## Exercise aim
Retype each entry below, keeping every character the same.

[Dataset rows about figures]

+++

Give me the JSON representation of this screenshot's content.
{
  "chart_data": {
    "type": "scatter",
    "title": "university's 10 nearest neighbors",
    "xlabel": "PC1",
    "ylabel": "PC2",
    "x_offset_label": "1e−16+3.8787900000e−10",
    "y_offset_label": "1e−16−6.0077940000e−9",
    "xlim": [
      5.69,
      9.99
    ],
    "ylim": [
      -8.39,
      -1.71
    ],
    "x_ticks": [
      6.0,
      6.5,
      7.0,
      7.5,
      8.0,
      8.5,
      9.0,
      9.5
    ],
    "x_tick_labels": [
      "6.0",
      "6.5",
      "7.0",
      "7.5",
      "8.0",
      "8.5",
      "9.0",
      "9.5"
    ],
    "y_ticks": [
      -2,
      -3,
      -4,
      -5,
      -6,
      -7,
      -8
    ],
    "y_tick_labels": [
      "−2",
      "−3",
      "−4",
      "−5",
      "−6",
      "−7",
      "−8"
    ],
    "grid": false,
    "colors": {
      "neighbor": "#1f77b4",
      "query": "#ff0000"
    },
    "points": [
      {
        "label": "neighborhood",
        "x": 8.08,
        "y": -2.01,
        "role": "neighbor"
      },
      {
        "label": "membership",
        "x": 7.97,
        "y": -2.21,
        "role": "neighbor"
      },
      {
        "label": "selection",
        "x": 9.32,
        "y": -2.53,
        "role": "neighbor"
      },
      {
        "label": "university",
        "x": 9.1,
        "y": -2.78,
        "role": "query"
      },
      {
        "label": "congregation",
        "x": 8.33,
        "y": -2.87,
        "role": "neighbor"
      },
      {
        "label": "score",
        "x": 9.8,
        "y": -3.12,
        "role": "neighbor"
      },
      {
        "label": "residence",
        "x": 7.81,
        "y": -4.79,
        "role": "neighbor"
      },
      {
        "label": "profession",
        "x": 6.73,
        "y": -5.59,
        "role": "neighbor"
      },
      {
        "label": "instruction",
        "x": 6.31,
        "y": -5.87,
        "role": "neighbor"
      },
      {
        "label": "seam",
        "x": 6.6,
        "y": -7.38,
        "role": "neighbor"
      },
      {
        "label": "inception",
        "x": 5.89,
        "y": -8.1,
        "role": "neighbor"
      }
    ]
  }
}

+++

## Written solution
Give me the JSON representation of this screenshot's content.
{
  "chart_data": {
    "type": "scatter",
    "title": "university's 10 nearest neighbors",
    "xlabel": "PC1",
    "ylabel": "PC2",
    "x_offset_label": "1e−16+3.8787900000e−10",
    "y_offset_label": "1e−16−6.0077940000e−9",
    "xlim": [
      5.69,
      9.99
    ],
    "ylim": [
      -8.39,
      -1.71
    ],
    "x_ticks": [
      6.0,
      6.5,
      7.0,
      7.5,
      8.0,
      8.5,
      9.0,
      9.5
    ],
    "x_tick_labels": [
      "6.0",
      "6.5",
      "7.0",
      "7.5",
      "8.0",
      "8.5",
      "9.0",
      "9.5"
    ],
    "y_ticks": [
      -2,
      -3,
      -4,
      -5,
      -6,
      -7,
      -8
    ],
    "y_tick_labels": [
      "−2",
      "−3",
      "−4",
      "−5",
      "−6",
      "−7",
      "−8"
    ],
    "grid": false,
    "colors": {
      "neighbor": "#1f77b4",
      "query": "#ff0000"
    },
    "points": [
      {
        "label": "neighborhood",
        "x": 8.08,
        "y": -2.01,
        "role": "neighbor"
      },
      {
        "label": "membership",
        "x": 7.97,
        "y": -2.21,
        "role": "neighbor"
      },
      {
        "label": "selection",
        "x": 9.32,
        "y": -2.53,
        "role": "neighbor"
      },
      {
        "label": "university",
        "x": 9.1,
        "y": -2.78,
        "role": "query"
      },
      {
        "label": "congregation",
        "x": 8.33,
        "y": -2.87,
        "role": "neighbor"
      },
      {
        "label": "score",
        "x": 9.8,
        "y": -3.12,
        "role": "neighbor"
      },
      {
        "label": "residence",
        "x": 7.81,
        "y": -4.79,
        "role": "neighbor"
      },
      {
        "label": "profession",
        "x": 6.73,
        "y": -5.59,
        "role": "neighbor"
      },
      {
        "label": "instruction",
        "x": 6.31,
        "y": -5.87,
        "role": "neighbor"
      },
      {
        "label": "seam",
        "x": 6.6,
        "y": -7.38,
        "role": "neighbor"
      },
      {
        "label": "inception",
        "x": 5.89,
        "y": -8.1,
        "role": "neighbor"
      }
    ]
  }
}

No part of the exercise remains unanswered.